[Directions for this task]: Write out the records below word for word, please.

[Collected data]

------------------------

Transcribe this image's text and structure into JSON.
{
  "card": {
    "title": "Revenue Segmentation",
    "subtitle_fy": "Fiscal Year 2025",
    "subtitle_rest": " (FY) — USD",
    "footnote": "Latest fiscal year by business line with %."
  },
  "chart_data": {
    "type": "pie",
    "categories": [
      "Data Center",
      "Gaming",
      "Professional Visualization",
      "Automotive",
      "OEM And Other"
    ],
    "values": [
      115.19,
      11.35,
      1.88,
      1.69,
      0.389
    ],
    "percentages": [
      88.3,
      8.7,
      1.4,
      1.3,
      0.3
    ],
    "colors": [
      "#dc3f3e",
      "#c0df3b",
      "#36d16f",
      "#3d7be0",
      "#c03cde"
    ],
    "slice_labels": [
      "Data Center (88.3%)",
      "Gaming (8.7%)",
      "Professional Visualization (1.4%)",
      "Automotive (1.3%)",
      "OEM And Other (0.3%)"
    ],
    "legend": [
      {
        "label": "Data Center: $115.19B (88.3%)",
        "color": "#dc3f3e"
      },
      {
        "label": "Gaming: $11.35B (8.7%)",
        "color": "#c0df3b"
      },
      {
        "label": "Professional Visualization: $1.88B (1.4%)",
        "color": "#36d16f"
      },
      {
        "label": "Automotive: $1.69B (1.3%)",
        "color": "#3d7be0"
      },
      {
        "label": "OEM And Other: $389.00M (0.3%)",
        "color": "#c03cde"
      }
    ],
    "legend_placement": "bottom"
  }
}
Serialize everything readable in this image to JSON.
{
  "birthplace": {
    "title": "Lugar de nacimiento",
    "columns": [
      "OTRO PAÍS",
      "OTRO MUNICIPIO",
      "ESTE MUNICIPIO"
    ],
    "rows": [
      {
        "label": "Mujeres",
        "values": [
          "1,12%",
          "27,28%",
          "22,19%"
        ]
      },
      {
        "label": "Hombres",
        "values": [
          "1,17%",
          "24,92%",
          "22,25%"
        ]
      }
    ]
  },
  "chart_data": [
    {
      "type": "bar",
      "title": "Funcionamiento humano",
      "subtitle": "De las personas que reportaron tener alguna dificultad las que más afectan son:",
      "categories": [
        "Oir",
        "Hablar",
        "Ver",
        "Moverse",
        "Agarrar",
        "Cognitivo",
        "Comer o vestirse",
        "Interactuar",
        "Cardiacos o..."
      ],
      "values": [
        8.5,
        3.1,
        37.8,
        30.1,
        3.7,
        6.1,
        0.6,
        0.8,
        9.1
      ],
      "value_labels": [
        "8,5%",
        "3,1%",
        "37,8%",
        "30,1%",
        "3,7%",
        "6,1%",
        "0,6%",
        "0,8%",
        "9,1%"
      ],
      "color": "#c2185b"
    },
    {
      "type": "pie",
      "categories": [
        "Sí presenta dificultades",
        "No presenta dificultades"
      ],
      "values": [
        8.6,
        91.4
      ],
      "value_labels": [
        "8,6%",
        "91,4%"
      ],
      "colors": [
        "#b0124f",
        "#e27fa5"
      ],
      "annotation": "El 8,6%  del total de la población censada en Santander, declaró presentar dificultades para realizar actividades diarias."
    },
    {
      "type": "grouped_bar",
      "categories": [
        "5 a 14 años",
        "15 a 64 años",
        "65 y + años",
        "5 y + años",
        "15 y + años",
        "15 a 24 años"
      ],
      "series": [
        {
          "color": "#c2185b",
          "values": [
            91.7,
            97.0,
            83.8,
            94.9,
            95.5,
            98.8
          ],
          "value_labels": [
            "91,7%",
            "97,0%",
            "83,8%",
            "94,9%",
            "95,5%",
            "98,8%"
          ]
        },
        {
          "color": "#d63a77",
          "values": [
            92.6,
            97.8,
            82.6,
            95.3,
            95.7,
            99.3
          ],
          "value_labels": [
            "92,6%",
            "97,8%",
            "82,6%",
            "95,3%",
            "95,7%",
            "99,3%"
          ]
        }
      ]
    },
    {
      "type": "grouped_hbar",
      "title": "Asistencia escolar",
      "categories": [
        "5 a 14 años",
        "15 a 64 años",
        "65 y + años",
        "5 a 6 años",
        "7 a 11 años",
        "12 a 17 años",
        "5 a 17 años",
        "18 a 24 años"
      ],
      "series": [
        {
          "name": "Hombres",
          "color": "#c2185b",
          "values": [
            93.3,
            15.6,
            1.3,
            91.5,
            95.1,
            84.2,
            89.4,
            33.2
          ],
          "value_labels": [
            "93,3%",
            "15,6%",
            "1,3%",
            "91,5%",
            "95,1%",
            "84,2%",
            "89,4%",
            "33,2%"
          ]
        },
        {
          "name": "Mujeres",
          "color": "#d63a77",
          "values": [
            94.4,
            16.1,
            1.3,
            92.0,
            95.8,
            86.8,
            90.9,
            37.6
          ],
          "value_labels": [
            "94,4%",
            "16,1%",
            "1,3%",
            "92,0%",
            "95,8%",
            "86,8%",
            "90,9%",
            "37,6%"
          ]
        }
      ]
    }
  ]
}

------------------------

[Exercise response]:
Transcribe this image's text and structure into JSON.
{
  "card": {
    "title": "Revenue Segmentation",
    "subtitle_fy": "Fiscal Year 2025",
    "subtitle_rest": " (FY) — USD",
    "footnote": "Latest fiscal year by business line with %."
  },
  "chart_data": {
    "type": "pie",
    "categories": [
      "Data Center",
      "Gaming",
      "Professional Visualization",
      "Automotive",
      "OEM And Other"
    ],
    "values": [
      115.19,
      11.35,
      1.88,
      1.69,
      0.389
    ],
    "percentages": [
      88.3,
      8.7,
      1.4,
      1.3,
      0.3
    ],
    "colors": [
      "#dc3f3e",
      "#c0df3b",
      "#36d16f",
      "#3d7be0",
      "#c03cde"
    ],
    "slice_labels": [
      "Data Center (88.3%)",
      "Gaming (8.7%)",
      "Professional Visualization (1.4%)",
      "Automotive (1.3%)",
      "OEM And Other (0.3%)"
    ],
    "legend": [
      {
        "label": "Data Center: $115.19B (88.3%)",
        "color": "#dc3f3e"
      },
      {
        "label": "Gaming: $11.35B (8.7%)",
        "color": "#c0df3b"
      },
      {
        "label": "Professional Visualization: $1.88B (1.4%)",
        "color": "#36d16f"
      },
      {
        "label": "Automotive: $1.69B (1.3%)",
        "color": "#3d7be0"
      },
      {
        "label": "OEM And Other: $389.00M (0.3%)",
        "color": "#c03cde"
      }
    ],
    "legend_placement": "bottom"
  }
}
Serialize everything readable in this image to JSON.
{
  "birthplace": {
    "title": "Lugar de nacimiento",
    "columns": [
      "OTRO PAÍS",
      "OTRO MUNICIPIO",
      "ESTE MUNICIPIO"
    ],
    "rows": [
      {
        "label": "Mujeres",
        "values": [
          "1,12%",
          "27,28%",
          "22,19%"
        ]
      },
      {
        "label": "Hombres",
        "values": [
          "1,17%",
          "24,92%",
          "22,25%"
        ]
      }
    ]
  },
  "chart_data": [
    {
      "type": "bar",
      "title": "Funcionamiento humano",
      "subtitle": "De las personas que reportaron tener alguna dificultad las que más afectan son:",
      "categories": [
        "Oir",
        "Hablar",
        "Ver",
        "Moverse",
        "Agarrar",
        "Cognitivo",
        "Comer o vestirse",
        "Interactuar",
        "Cardiacos o..."
      ],
      "values": [
        8.5,
        3.1,
        37.8,
        30.1,
        3.7,
        6.1,
        0.6,
        0.8,
        9.1
      ],
      "value_labels": [
        "8,5%",
        "3,1%",
        "37,8%",
        "30,1%",
        "3,7%",
        "6,1%",
        "0,6%",
        "0,8%",
        "9,1%"
      ],
      "color": "#c2185b"
    },
    {
      "type": "pie",
      "categories": [
        "Sí presenta dificultades",
        "No presenta dificultades"
      ],
      "values": [
        8.6,
        91.4
      ],
      "value_labels": [
        "8,6%",
        "91,4%"
      ],
      "colors": [
        "#b0124f",
        "#e27fa5"
      ],
      "annotation": "El 8,6%  del total de la población censada en Santander, declaró presentar dificultades para realizar actividades diarias."
    },
    {
      "type": "grouped_bar",
      "categories": [
        "5 a 14 años",
        "15 a 64 años",
        "65 y + años",
        "5 y + años",
        "15 y + años",
        "15 a 24 años"
      ],
      "series": [
        {
          "color": "#c2185b",
          "values": [
            91.7,
            97.0,
            83.8,
            94.9,
            95.5,
            98.8
          ],
          "value_labels": [
            "91,7%",
            "97,0%",
            "83,8%",
            "94,9%",
            "95,5%",
            "98,8%"
          ]
        },
        {
          "color": "#d63a77",
          "values": [
            92.6,
            97.8,
            82.6,
            95.3,
            95.7,
            99.3
          ],
          "value_labels": [
            "92,6%",
            "97,8%",
            "82,6%",
            "95,3%",
            "95,7%",
            "99,3%"
          ]
        }
      ]
    },
    {
      "type": "grouped_hbar",
      "title": "Asistencia escolar",
      "categories": [
        "5 a 14 años",
        "15 a 64 años",
        "65 y + años",
        "5 a 6 años",
        "7 a 11 años",
        "12 a 17 años",
        "5 a 17 años",
        "18 a 24 años"
      ],
      "series": [
        {
          "name": "Hombres",
          "color": "#c2185b",
          "values": [
            93.3,
            15.6,
            1.3,
            91.5,
            95.1,
            84.2,
            89.4,
            33.2
          ],
          "value_labels": [
            "93,3%",
            "15,6%",
            "1,3%",
            "91,5%",
            "95,1%",
            "84,2%",
            "89,4%",
            "33,2%"
          ]
        },
        {
          "name": "Mujeres",
          "color": "#d63a77",
          "values": [
            94.4,
            16.1,
            1.3,
            92.0,
            95.8,
            86.8,
            90.9,
            37.6
          ],
          "value_labels": [
            "94,4%",
            "16,1%",
            "1,3%",
            "92,0%",
            "95,8%",
            "86,8%",
            "90,9%",
            "37,6%"
          ]
        }
      ]
    }
  ]
}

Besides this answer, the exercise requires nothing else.